* [WRITTEN INSTRUCTION]
Determine how many lines in the data below contain "dụng" and write only that number.
* * * * *
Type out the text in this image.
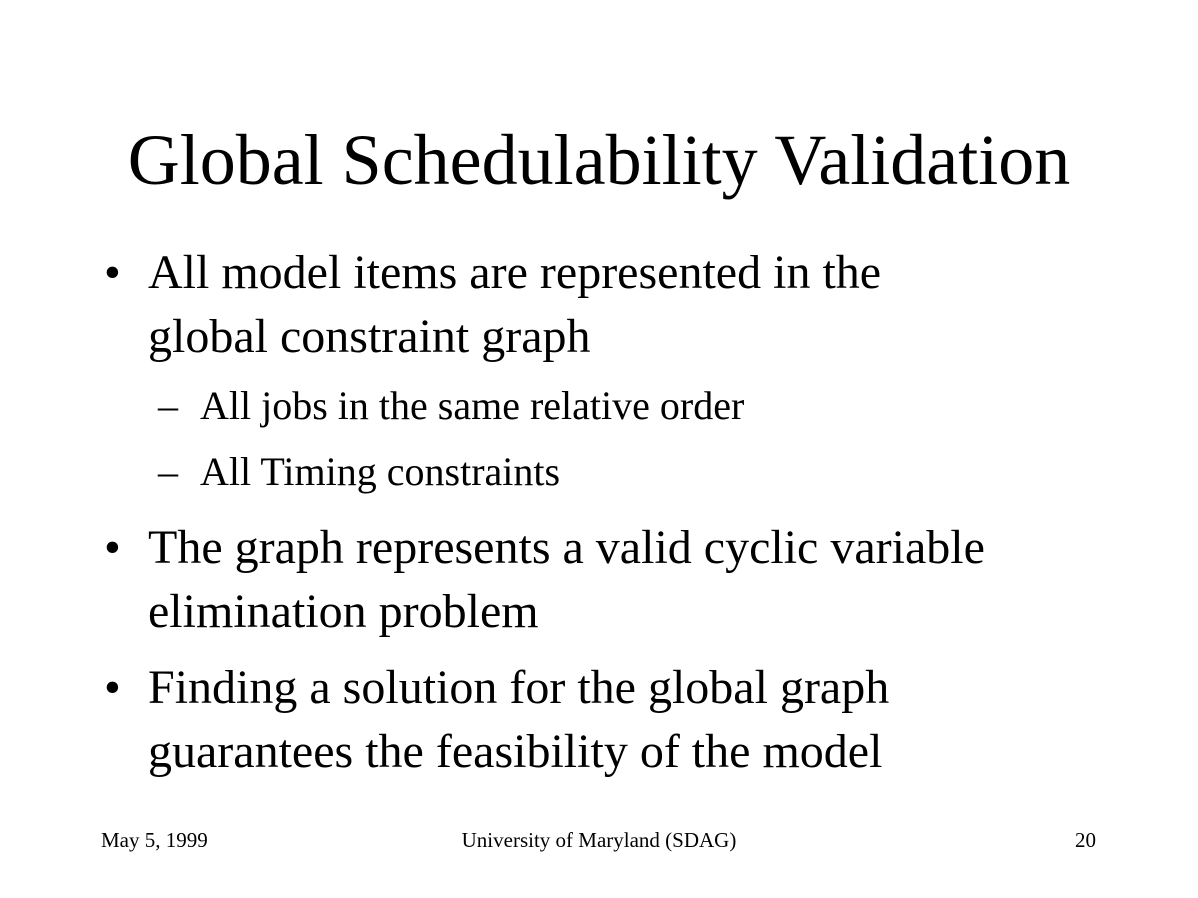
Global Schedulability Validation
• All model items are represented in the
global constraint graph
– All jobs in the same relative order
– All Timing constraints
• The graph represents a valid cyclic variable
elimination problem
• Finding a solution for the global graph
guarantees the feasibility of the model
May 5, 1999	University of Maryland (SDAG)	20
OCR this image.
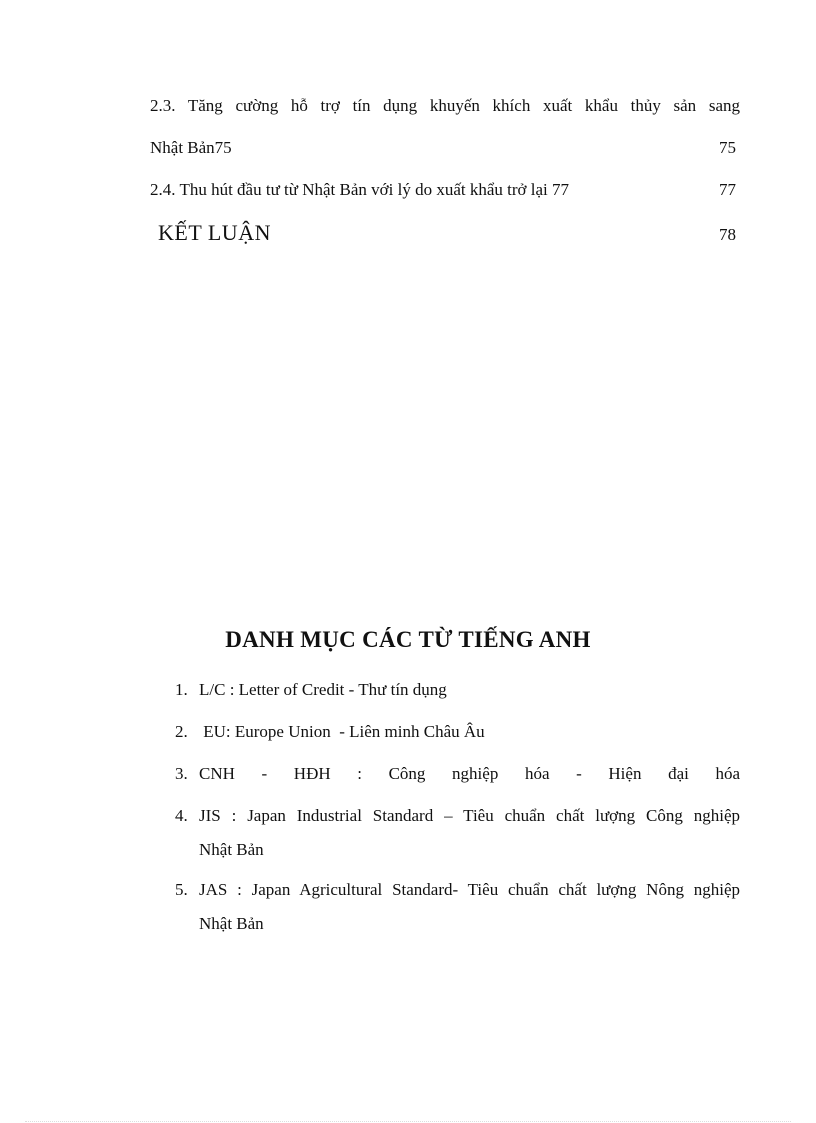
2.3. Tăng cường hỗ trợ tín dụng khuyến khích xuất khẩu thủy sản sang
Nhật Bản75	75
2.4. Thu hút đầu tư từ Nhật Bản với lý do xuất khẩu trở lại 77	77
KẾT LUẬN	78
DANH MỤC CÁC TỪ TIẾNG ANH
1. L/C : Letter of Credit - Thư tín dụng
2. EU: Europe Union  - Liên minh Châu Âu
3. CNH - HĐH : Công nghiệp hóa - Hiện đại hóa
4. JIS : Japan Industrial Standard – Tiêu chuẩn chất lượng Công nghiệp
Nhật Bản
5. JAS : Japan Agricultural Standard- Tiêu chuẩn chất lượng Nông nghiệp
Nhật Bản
* * * * *
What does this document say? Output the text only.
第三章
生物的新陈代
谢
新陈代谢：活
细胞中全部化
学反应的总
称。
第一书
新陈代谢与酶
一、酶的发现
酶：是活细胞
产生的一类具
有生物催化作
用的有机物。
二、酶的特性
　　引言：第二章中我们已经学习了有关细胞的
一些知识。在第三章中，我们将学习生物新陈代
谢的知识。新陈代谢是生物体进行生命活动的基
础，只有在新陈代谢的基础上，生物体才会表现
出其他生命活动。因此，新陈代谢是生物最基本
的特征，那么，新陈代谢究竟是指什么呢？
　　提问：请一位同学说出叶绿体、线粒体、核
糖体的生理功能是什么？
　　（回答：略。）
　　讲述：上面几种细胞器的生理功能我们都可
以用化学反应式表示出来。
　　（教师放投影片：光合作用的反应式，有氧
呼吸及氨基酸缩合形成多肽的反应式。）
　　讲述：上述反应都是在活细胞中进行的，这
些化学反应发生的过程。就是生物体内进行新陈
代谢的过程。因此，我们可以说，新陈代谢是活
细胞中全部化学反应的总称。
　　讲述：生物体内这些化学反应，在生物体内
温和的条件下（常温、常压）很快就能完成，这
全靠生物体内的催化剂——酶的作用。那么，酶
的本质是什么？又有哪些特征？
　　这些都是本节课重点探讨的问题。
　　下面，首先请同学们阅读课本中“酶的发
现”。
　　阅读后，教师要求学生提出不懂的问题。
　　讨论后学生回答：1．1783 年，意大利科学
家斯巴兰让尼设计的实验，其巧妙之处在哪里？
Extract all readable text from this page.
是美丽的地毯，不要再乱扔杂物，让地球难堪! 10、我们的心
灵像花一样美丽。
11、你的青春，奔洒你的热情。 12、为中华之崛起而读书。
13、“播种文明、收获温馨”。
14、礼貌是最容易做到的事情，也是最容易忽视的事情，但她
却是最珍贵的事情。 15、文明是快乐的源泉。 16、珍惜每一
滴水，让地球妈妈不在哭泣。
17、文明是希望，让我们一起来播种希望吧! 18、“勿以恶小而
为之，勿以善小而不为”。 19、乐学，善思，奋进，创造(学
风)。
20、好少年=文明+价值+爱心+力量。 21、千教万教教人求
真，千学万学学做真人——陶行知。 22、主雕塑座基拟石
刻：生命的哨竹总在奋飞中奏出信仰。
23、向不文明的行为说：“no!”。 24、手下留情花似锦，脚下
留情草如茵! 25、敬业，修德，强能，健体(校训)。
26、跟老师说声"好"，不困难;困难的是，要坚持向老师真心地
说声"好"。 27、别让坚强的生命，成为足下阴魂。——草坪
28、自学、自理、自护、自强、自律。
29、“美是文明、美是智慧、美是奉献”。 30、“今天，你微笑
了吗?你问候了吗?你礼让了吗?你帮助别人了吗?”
* * * * *
* [SOLUTION BELOW]
2